Excerpt from a dataset
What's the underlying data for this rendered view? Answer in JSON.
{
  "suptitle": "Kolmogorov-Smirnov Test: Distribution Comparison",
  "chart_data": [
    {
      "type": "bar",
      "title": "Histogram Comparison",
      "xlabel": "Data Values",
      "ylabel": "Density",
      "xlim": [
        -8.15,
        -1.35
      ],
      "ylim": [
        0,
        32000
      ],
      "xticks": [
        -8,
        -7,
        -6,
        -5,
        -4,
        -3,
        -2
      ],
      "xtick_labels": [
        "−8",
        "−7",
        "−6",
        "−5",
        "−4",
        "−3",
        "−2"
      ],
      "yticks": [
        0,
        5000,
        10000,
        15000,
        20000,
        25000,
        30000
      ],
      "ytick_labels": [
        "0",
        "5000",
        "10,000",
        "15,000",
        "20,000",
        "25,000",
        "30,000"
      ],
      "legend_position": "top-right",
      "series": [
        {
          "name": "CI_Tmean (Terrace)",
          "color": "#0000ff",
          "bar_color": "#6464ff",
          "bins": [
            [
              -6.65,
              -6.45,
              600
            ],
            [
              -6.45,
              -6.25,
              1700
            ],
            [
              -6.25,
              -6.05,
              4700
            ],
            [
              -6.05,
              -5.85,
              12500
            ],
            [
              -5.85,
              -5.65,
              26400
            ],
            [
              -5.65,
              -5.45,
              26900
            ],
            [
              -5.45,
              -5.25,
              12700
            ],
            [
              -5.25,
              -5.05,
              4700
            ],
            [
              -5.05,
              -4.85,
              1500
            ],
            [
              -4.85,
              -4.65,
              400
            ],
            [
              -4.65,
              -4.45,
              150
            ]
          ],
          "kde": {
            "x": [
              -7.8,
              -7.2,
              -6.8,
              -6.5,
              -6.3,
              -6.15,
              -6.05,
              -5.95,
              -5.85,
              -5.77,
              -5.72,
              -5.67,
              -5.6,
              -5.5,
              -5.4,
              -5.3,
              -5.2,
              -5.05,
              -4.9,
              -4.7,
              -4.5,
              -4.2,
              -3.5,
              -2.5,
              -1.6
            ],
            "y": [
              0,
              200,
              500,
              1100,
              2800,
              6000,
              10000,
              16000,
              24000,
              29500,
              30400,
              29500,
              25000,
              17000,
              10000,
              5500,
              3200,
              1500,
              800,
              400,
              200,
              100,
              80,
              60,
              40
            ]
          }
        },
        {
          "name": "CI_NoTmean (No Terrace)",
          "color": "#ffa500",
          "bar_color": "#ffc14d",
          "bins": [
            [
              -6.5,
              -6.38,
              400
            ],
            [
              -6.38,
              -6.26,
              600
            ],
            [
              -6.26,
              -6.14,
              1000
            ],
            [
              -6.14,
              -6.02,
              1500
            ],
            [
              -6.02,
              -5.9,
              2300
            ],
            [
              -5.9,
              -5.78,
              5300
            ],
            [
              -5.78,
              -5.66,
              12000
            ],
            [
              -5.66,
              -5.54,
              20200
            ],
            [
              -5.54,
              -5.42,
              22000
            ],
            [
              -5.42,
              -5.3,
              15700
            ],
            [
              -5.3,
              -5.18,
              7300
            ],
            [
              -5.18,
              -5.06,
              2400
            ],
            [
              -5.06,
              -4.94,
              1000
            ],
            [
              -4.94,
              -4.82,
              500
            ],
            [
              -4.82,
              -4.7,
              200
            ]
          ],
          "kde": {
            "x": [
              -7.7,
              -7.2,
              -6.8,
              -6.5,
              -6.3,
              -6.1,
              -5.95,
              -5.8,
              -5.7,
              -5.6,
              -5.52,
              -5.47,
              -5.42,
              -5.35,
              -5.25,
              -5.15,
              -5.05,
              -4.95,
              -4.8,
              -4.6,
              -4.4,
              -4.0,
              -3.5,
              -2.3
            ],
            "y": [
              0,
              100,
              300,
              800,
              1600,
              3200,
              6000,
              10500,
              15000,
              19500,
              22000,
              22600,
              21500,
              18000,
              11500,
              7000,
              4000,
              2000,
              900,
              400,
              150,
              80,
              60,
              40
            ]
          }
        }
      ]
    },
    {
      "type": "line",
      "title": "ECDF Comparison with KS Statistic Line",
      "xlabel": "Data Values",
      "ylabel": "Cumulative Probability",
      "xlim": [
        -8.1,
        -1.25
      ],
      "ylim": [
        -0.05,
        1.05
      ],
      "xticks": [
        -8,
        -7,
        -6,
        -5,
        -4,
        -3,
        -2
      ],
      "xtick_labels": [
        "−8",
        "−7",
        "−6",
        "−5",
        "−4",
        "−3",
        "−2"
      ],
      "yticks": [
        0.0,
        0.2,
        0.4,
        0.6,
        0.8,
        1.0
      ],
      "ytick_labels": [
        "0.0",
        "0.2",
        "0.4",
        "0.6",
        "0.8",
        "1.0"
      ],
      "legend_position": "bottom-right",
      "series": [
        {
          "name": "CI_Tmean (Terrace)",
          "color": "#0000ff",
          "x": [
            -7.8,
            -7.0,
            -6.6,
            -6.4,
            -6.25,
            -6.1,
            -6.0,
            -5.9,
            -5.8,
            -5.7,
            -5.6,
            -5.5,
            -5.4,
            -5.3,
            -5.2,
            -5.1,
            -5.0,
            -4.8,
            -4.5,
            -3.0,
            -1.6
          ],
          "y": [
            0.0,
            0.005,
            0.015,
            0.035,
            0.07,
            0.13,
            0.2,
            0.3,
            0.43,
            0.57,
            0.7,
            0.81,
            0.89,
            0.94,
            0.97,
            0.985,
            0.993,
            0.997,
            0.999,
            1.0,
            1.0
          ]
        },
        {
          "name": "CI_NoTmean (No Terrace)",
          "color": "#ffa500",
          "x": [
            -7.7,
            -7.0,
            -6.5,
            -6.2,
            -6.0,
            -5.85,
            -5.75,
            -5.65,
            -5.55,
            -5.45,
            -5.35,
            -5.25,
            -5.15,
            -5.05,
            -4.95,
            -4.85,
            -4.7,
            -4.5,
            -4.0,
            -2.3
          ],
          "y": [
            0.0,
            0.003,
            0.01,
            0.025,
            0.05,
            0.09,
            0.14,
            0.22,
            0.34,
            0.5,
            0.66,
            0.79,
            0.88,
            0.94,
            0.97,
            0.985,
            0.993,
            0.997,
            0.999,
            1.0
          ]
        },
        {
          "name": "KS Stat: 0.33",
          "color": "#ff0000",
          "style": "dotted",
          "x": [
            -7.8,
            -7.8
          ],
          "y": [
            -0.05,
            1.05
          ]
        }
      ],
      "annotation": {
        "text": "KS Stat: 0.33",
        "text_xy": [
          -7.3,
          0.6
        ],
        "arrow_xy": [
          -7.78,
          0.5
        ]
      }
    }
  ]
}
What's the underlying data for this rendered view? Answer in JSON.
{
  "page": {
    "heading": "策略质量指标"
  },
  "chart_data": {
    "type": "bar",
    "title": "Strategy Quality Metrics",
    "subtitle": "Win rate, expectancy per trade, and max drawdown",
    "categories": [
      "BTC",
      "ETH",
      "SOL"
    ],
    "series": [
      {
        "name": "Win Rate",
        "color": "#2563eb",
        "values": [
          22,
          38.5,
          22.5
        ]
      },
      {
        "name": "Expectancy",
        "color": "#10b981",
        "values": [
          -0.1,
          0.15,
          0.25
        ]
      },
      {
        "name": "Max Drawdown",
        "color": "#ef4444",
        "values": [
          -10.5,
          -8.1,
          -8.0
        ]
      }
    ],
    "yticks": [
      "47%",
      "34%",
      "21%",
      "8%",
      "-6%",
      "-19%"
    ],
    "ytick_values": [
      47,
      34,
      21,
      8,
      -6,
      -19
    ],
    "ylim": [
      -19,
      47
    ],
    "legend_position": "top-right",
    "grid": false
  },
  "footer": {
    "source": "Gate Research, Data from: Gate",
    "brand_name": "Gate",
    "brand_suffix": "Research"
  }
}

What is asked:
Output all of the data again, exactly.

Answer to this exercise:
What's the underlying data for this rendered view? Answer in JSON.
{
  "suptitle": "Kolmogorov-Smirnov Test: Distribution Comparison",
  "chart_data": [
    {
      "type": "bar",
      "title": "Histogram Comparison",
      "xlabel": "Data Values",
      "ylabel": "Density",
      "xlim": [
        -8.15,
        -1.35
      ],
      "ylim": [
        0,
        32000
      ],
      "xticks": [
        -8,
        -7,
        -6,
        -5,
        -4,
        -3,
        -2
      ],
      "xtick_labels": [
        "−8",
        "−7",
        "−6",
        "−5",
        "−4",
        "−3",
        "−2"
      ],
      "yticks": [
        0,
        5000,
        10000,
        15000,
        20000,
        25000,
        30000
      ],
      "ytick_labels": [
        "0",
        "5000",
        "10,000",
        "15,000",
        "20,000",
        "25,000",
        "30,000"
      ],
      "legend_position": "top-right",
      "series": [
        {
          "name": "CI_Tmean (Terrace)",
          "color": "#0000ff",
          "bar_color": "#6464ff",
          "bins": [
            [
              -6.65,
              -6.45,
              600
            ],
            [
              -6.45,
              -6.25,
              1700
            ],
            [
              -6.25,
              -6.05,
              4700
            ],
            [
              -6.05,
              -5.85,
              12500
            ],
            [
              -5.85,
              -5.65,
              26400
            ],
            [
              -5.65,
              -5.45,
              26900
            ],
            [
              -5.45,
              -5.25,
              12700
            ],
            [
              -5.25,
              -5.05,
              4700
            ],
            [
              -5.05,
              -4.85,
              1500
            ],
            [
              -4.85,
              -4.65,
              400
            ],
            [
              -4.65,
              -4.45,
              150
            ]
          ],
          "kde": {
            "x": [
              -7.8,
              -7.2,
              -6.8,
              -6.5,
              -6.3,
              -6.15,
              -6.05,
              -5.95,
              -5.85,
              -5.77,
              -5.72,
              -5.67,
              -5.6,
              -5.5,
              -5.4,
              -5.3,
              -5.2,
              -5.05,
              -4.9,
              -4.7,
              -4.5,
              -4.2,
              -3.5,
              -2.5,
              -1.6
            ],
            "y": [
              0,
              200,
              500,
              1100,
              2800,
              6000,
              10000,
              16000,
              24000,
              29500,
              30400,
              29500,
              25000,
              17000,
              10000,
              5500,
              3200,
              1500,
              800,
              400,
              200,
              100,
              80,
              60,
              40
            ]
          }
        },
        {
          "name": "CI_NoTmean (No Terrace)",
          "color": "#ffa500",
          "bar_color": "#ffc14d",
          "bins": [
            [
              -6.5,
              -6.38,
              400
            ],
            [
              -6.38,
              -6.26,
              600
            ],
            [
              -6.26,
              -6.14,
              1000
            ],
            [
              -6.14,
              -6.02,
              1500
            ],
            [
              -6.02,
              -5.9,
              2300
            ],
            [
              -5.9,
              -5.78,
              5300
            ],
            [
              -5.78,
              -5.66,
              12000
            ],
            [
              -5.66,
              -5.54,
              20200
            ],
            [
              -5.54,
              -5.42,
              22000
            ],
            [
              -5.42,
              -5.3,
              15700
            ],
            [
              -5.3,
              -5.18,
              7300
            ],
            [
              -5.18,
              -5.06,
              2400
            ],
            [
              -5.06,
              -4.94,
              1000
            ],
            [
              -4.94,
              -4.82,
              500
            ],
            [
              -4.82,
              -4.7,
              200
            ]
          ],
          "kde": {
            "x": [
              -7.7,
              -7.2,
              -6.8,
              -6.5,
              -6.3,
              -6.1,
              -5.95,
              -5.8,
              -5.7,
              -5.6,
              -5.52,
              -5.47,
              -5.42,
              -5.35,
              -5.25,
              -5.15,
              -5.05,
              -4.95,
              -4.8,
              -4.6,
              -4.4,
              -4.0,
              -3.5,
              -2.3
            ],
            "y": [
              0,
              100,
              300,
              800,
              1600,
              3200,
              6000,
              10500,
              15000,
              19500,
              22000,
              22600,
              21500,
              18000,
              11500,
              7000,
              4000,
              2000,
              900,
              400,
              150,
              80,
              60,
              40
            ]
          }
        }
      ]
    },
    {
      "type": "line",
      "title": "ECDF Comparison with KS Statistic Line",
      "xlabel": "Data Values",
      "ylabel": "Cumulative Probability",
      "xlim": [
        -8.1,
        -1.25
      ],
      "ylim": [
        -0.05,
        1.05
      ],
      "xticks": [
        -8,
        -7,
        -6,
        -5,
        -4,
        -3,
        -2
      ],
      "xtick_labels": [
        "−8",
        "−7",
        "−6",
        "−5",
        "−4",
        "−3",
        "−2"
      ],
      "yticks": [
        0.0,
        0.2,
        0.4,
        0.6,
        0.8,
        1.0
      ],
      "ytick_labels": [
        "0.0",
        "0.2",
        "0.4",
        "0.6",
        "0.8",
        "1.0"
      ],
      "legend_position": "bottom-right",
      "series": [
        {
          "name": "CI_Tmean (Terrace)",
          "color": "#0000ff",
          "x": [
            -7.8,
            -7.0,
            -6.6,
            -6.4,
            -6.25,
            -6.1,
            -6.0,
            -5.9,
            -5.8,
            -5.7,
            -5.6,
            -5.5,
            -5.4,
            -5.3,
            -5.2,
            -5.1,
            -5.0,
            -4.8,
            -4.5,
            -3.0,
            -1.6
          ],
          "y": [
            0.0,
            0.005,
            0.015,
            0.035,
            0.07,
            0.13,
            0.2,
            0.3,
            0.43,
            0.57,
            0.7,
            0.81,
            0.89,
            0.94,
            0.97,
            0.985,
            0.993,
            0.997,
            0.999,
            1.0,
            1.0
          ]
        },
        {
          "name": "CI_NoTmean (No Terrace)",
          "color": "#ffa500",
          "x": [
            -7.7,
            -7.0,
            -6.5,
            -6.2,
            -6.0,
            -5.85,
            -5.75,
            -5.65,
            -5.55,
            -5.45,
            -5.35,
            -5.25,
            -5.15,
            -5.05,
            -4.95,
            -4.85,
            -4.7,
            -4.5,
            -4.0,
            -2.3
          ],
          "y": [
            0.0,
            0.003,
            0.01,
            0.025,
            0.05,
            0.09,
            0.14,
            0.22,
            0.34,
            0.5,
            0.66,
            0.79,
            0.88,
            0.94,
            0.97,
            0.985,
            0.993,
            0.997,
            0.999,
            1.0
          ]
        },
        {
          "name": "KS Stat: 0.33",
          "color": "#ff0000",
          "style": "dotted",
          "x": [
            -7.8,
            -7.8
          ],
          "y": [
            -0.05,
            1.05
          ]
        }
      ],
      "annotation": {
        "text": "KS Stat: 0.33",
        "text_xy": [
          -7.3,
          0.6
        ],
        "arrow_xy": [
          -7.78,
          0.5
        ]
      }
    }
  ]
}
What's the underlying data for this rendered view? Answer in JSON.
{
  "page": {
    "heading": "策略质量指标"
  },
  "chart_data": {
    "type": "bar",
    "title": "Strategy Quality Metrics",
    "subtitle": "Win rate, expectancy per trade, and max drawdown",
    "categories": [
      "BTC",
      "ETH",
      "SOL"
    ],
    "series": [
      {
        "name": "Win Rate",
        "color": "#2563eb",
        "values": [
          22,
          38.5,
          22.5
        ]
      },
      {
        "name": "Expectancy",
        "color": "#10b981",
        "values": [
          -0.1,
          0.15,
          0.25
        ]
      },
      {
        "name": "Max Drawdown",
        "color": "#ef4444",
        "values": [
          -10.5,
          -8.1,
          -8.0
        ]
      }
    ],
    "yticks": [
      "47%",
      "34%",
      "21%",
      "8%",
      "-6%",
      "-19%"
    ],
    "ytick_values": [
      47,
      34,
      21,
      8,
      -6,
      -19
    ],
    "ylim": [
      -19,
      47
    ],
    "legend_position": "top-right",
    "grid": false
  },
  "footer": {
    "source": "Gate Research, Data from: Gate",
    "brand_name": "Gate",
    "brand_suffix": "Research"
  }
}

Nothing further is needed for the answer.